=== What needs to be done ===
Every record below is to be retyped exactly.

=== Record extracts ===
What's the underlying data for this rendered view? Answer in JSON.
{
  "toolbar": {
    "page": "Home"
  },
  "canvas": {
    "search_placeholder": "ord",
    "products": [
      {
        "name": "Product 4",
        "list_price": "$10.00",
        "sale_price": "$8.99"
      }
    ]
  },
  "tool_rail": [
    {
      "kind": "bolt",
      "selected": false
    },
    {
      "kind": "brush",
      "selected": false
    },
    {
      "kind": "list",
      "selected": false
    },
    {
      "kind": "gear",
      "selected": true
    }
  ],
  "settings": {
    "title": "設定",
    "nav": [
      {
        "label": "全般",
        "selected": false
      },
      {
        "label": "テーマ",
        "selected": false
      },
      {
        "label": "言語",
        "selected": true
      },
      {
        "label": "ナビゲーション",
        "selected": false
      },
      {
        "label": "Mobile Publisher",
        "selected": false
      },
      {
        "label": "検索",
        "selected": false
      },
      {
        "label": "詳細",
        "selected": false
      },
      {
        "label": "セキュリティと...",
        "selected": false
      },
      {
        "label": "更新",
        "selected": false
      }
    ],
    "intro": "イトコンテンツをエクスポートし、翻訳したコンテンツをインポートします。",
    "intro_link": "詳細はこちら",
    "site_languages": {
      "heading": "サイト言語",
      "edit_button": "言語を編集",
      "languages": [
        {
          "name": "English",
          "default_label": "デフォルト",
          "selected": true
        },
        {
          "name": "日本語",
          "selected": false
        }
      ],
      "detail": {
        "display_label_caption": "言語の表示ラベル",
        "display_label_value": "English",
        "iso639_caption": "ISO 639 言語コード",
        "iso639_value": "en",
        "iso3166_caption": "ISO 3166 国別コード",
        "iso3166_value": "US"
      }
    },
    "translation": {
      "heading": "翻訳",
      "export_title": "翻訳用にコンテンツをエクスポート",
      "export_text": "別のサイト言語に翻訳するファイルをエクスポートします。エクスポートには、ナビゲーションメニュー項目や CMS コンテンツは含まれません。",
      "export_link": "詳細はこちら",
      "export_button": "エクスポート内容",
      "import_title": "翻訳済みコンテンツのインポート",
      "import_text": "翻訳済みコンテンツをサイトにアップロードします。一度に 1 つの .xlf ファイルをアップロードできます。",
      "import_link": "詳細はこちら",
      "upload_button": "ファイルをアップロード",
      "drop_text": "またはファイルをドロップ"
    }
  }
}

=== Solution to this task ===
What's the underlying data for this rendered view? Answer in JSON.
{
  "toolbar": {
    "page": "Home"
  },
  "canvas": {
    "search_placeholder": "ord",
    "products": [
      {
        "name": "Product 4",
        "list_price": "$10.00",
        "sale_price": "$8.99"
      }
    ]
  },
  "tool_rail": [
    {
      "kind": "bolt",
      "selected": false
    },
    {
      "kind": "brush",
      "selected": false
    },
    {
      "kind": "list",
      "selected": false
    },
    {
      "kind": "gear",
      "selected": true
    }
  ],
  "settings": {
    "title": "設定",
    "nav": [
      {
        "label": "全般",
        "selected": false
      },
      {
        "label": "テーマ",
        "selected": false
      },
      {
        "label": "言語",
        "selected": true
      },
      {
        "label": "ナビゲーション",
        "selected": false
      },
      {
        "label": "Mobile Publisher",
        "selected": false
      },
      {
        "label": "検索",
        "selected": false
      },
      {
        "label": "詳細",
        "selected": false
      },
      {
        "label": "セキュリティと...",
        "selected": false
      },
      {
        "label": "更新",
        "selected": false
      }
    ],
    "intro": "イトコンテンツをエクスポートし、翻訳したコンテンツをインポートします。",
    "intro_link": "詳細はこちら",
    "site_languages": {
      "heading": "サイト言語",
      "edit_button": "言語を編集",
      "languages": [
        {
          "name": "English",
          "default_label": "デフォルト",
          "selected": true
        },
        {
          "name": "日本語",
          "selected": false
        }
      ],
      "detail": {
        "display_label_caption": "言語の表示ラベル",
        "display_label_value": "English",
        "iso639_caption": "ISO 639 言語コード",
        "iso639_value": "en",
        "iso3166_caption": "ISO 3166 国別コード",
        "iso3166_value": "US"
      }
    },
    "translation": {
      "heading": "翻訳",
      "export_title": "翻訳用にコンテンツをエクスポート",
      "export_text": "別のサイト言語に翻訳するファイルをエクスポートします。エクスポートには、ナビゲーションメニュー項目や CMS コンテンツは含まれません。",
      "export_link": "詳細はこちら",
      "export_button": "エクスポート内容",
      "import_title": "翻訳済みコンテンツのインポート",
      "import_text": "翻訳済みコンテンツをサイトにアップロードします。一度に 1 つの .xlf ファイルをアップロードできます。",
      "import_link": "詳細はこちら",
      "upload_button": "ファイルをアップロード",
      "drop_text": "またはファイルをドロップ"
    }
  }
}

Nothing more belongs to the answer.